#### [SET EXERCISE]
Show every line in the entries below where the word "this" appears.

#### [LISTING]
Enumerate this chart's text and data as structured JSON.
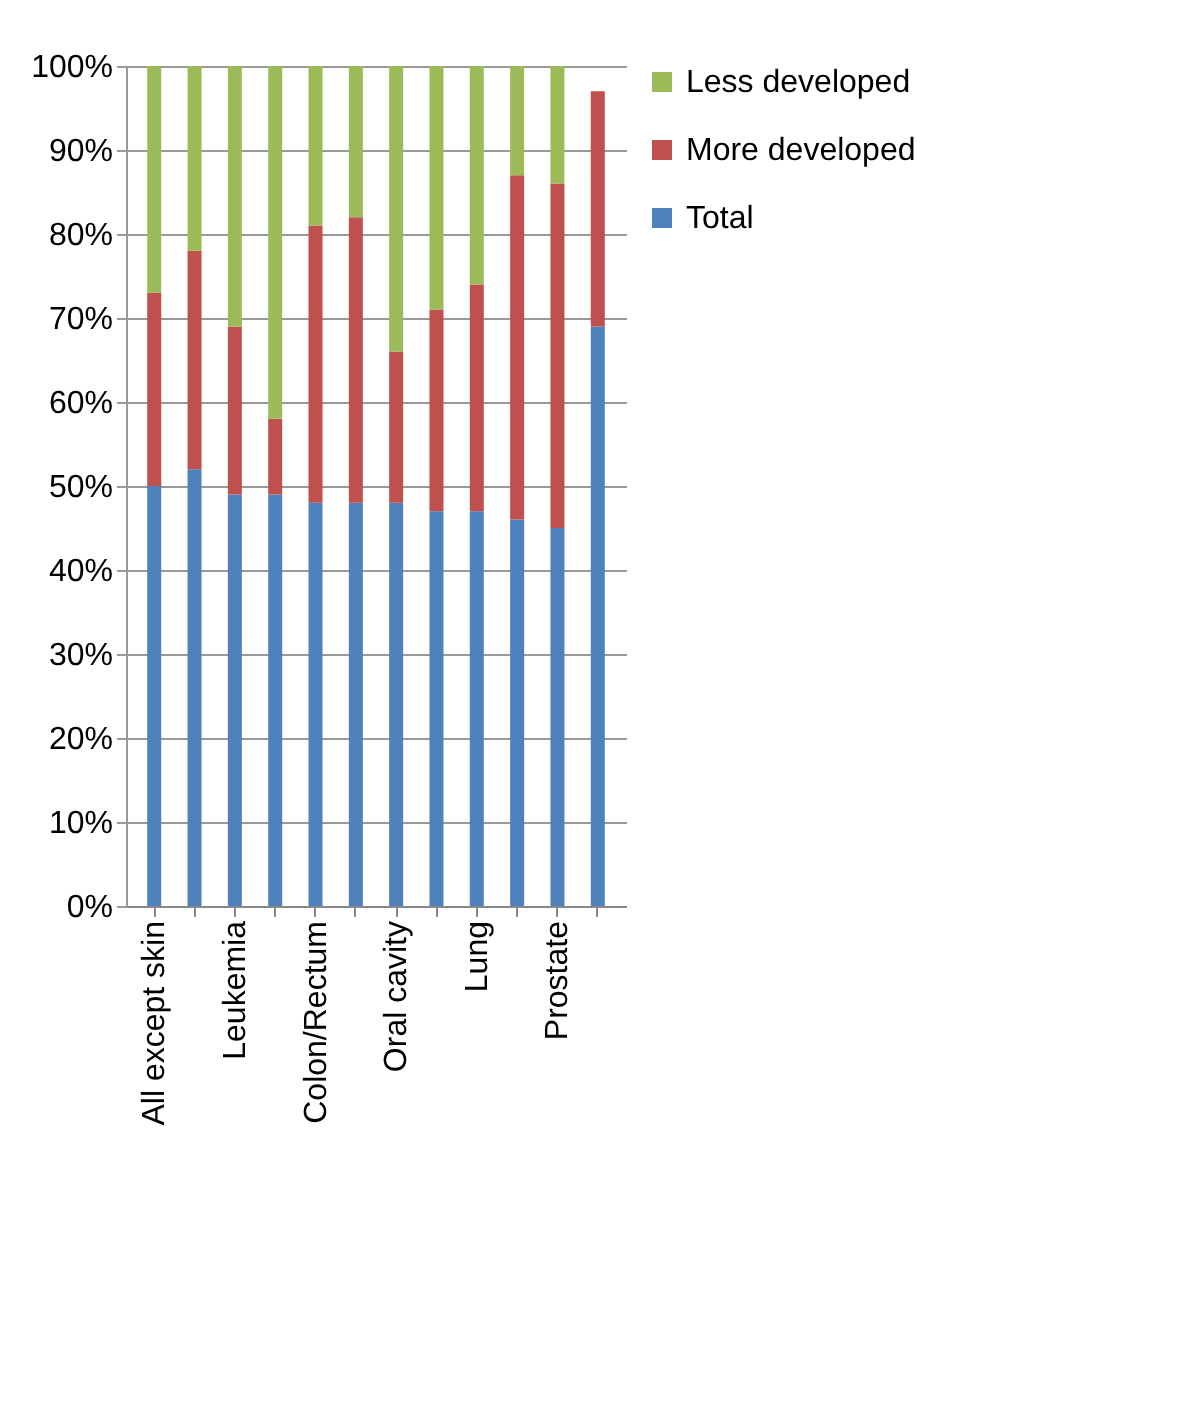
{
  "chart_data": {
    "type": "bar",
    "stacked": true,
    "categories": [
      "All except skin",
      null,
      "Leukemia",
      null,
      "Colon/Rectum",
      null,
      "Oral cavity",
      null,
      "Lung",
      null,
      "Prostate",
      null
    ],
    "series": [
      {
        "name": "Total",
        "color": "#4f81bd",
        "values": [
          50,
          52,
          49,
          49,
          48,
          48,
          48,
          47,
          47,
          46,
          45,
          69
        ]
      },
      {
        "name": "More developed",
        "color": "#c0504d",
        "values": [
          23,
          26,
          20,
          9,
          33,
          34,
          18,
          24,
          27,
          41,
          41,
          28
        ]
      },
      {
        "name": "Less developed",
        "color": "#9bbb59",
        "values": [
          27,
          22,
          31,
          42,
          19,
          18,
          34,
          29,
          26,
          13,
          14,
          0
        ]
      }
    ],
    "ylim": [
      0,
      100
    ],
    "yticks": [
      {
        "value": 0,
        "label": "0%"
      },
      {
        "value": 10,
        "label": "10%"
      },
      {
        "value": 20,
        "label": "20%"
      },
      {
        "value": 30,
        "label": "30%"
      },
      {
        "value": 40,
        "label": "40%"
      },
      {
        "value": 50,
        "label": "50%"
      },
      {
        "value": 60,
        "label": "60%"
      },
      {
        "value": 70,
        "label": "70%"
      },
      {
        "value": 80,
        "label": "80%"
      },
      {
        "value": 90,
        "label": "90%"
      },
      {
        "value": 100,
        "label": "100%"
      }
    ],
    "grid": "y",
    "legend": "right"
  }
}
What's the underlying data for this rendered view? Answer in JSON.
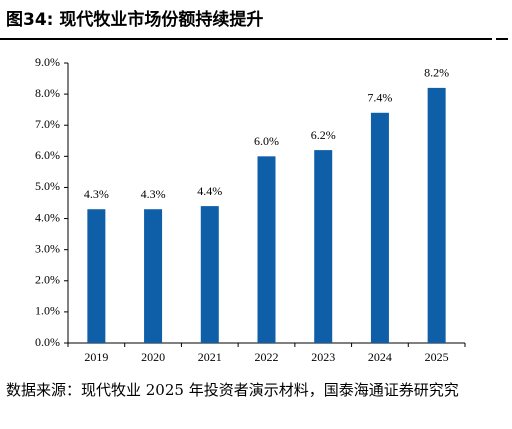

#### [EXERCISE SOLUTION]
Enumerate this chart's text and data as structured JSON.
What's the underlying data for this rendered view? Answer in JSON.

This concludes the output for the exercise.